**WRITTEN INSTRUCTION:** Copy out each line of the material in which the word "repeat" appears.
━━━━━ EXCERPTED RECORDS
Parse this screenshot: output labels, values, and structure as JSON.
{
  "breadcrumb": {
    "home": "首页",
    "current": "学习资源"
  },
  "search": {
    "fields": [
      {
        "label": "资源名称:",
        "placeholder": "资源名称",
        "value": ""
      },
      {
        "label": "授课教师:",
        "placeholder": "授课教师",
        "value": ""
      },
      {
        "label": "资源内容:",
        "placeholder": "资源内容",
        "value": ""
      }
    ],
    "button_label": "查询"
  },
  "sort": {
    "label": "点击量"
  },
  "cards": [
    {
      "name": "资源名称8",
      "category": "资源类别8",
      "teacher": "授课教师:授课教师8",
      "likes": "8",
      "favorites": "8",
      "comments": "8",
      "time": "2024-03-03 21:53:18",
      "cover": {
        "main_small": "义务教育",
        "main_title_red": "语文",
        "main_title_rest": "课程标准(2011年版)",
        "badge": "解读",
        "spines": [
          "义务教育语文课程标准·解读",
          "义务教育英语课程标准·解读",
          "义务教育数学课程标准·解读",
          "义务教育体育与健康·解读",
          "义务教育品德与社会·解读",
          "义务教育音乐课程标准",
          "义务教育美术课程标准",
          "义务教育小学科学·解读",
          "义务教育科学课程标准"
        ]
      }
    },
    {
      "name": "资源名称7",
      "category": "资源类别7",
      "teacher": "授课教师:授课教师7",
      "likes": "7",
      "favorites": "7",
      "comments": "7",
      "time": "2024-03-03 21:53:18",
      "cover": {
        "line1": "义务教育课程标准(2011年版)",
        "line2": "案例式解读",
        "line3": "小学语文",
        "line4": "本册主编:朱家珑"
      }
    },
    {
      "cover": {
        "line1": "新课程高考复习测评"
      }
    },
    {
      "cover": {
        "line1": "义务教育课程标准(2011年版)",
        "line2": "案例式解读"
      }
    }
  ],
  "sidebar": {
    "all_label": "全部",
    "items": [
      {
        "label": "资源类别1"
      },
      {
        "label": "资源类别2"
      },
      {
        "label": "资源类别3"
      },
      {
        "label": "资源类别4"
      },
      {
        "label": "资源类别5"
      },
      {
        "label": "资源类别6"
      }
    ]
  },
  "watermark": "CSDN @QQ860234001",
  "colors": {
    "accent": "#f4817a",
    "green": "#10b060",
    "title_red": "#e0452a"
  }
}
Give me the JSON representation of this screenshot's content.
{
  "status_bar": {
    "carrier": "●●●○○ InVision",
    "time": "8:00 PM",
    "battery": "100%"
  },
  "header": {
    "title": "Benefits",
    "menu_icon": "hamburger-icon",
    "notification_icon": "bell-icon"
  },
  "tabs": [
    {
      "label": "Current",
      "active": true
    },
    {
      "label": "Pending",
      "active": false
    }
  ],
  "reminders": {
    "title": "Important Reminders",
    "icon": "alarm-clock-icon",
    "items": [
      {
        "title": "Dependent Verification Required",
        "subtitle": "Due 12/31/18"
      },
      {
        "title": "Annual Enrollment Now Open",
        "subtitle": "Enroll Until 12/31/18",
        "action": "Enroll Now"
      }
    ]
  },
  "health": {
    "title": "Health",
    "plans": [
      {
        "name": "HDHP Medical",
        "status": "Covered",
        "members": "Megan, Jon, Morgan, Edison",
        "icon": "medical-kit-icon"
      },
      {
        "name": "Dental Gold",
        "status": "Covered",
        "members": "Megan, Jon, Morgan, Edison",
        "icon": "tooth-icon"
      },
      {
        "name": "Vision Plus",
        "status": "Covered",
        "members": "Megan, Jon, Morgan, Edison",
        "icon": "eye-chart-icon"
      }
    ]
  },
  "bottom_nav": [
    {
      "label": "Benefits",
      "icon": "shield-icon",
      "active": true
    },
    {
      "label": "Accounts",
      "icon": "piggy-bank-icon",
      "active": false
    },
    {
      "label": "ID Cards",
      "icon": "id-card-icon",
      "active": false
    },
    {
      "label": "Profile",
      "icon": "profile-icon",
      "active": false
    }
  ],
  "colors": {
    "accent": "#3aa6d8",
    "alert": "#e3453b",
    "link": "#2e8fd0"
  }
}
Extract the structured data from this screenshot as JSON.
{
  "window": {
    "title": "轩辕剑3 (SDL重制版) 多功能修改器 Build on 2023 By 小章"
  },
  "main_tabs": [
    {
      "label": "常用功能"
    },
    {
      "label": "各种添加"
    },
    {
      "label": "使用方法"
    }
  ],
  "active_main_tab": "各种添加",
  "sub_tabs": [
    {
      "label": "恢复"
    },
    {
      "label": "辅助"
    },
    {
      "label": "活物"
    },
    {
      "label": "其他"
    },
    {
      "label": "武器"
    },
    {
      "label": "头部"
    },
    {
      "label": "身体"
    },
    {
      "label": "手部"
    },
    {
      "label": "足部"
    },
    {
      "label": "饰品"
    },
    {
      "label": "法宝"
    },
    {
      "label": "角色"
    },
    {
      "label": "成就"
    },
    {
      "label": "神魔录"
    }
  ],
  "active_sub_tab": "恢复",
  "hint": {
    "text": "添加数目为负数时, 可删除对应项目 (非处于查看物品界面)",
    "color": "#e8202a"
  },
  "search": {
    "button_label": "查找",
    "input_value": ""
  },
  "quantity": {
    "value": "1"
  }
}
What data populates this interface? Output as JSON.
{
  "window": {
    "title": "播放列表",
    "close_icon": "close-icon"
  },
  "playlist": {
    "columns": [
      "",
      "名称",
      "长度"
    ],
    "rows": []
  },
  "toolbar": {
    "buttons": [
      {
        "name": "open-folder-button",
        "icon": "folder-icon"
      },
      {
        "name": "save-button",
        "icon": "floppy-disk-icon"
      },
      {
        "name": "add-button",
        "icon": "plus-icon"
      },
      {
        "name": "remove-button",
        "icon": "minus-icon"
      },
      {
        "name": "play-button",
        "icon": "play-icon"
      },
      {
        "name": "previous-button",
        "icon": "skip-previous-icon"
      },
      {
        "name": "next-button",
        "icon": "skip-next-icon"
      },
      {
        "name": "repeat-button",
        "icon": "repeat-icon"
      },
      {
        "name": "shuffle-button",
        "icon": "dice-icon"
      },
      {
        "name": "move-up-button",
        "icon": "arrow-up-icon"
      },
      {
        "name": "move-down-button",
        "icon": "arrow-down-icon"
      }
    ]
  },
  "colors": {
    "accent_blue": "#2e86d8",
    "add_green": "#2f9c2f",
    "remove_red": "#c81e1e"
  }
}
━━━━━━━━━━
**SOLUTION FOR THIS TASK:**
        "name": "repeat-button",
        "icon": "repeat-icon"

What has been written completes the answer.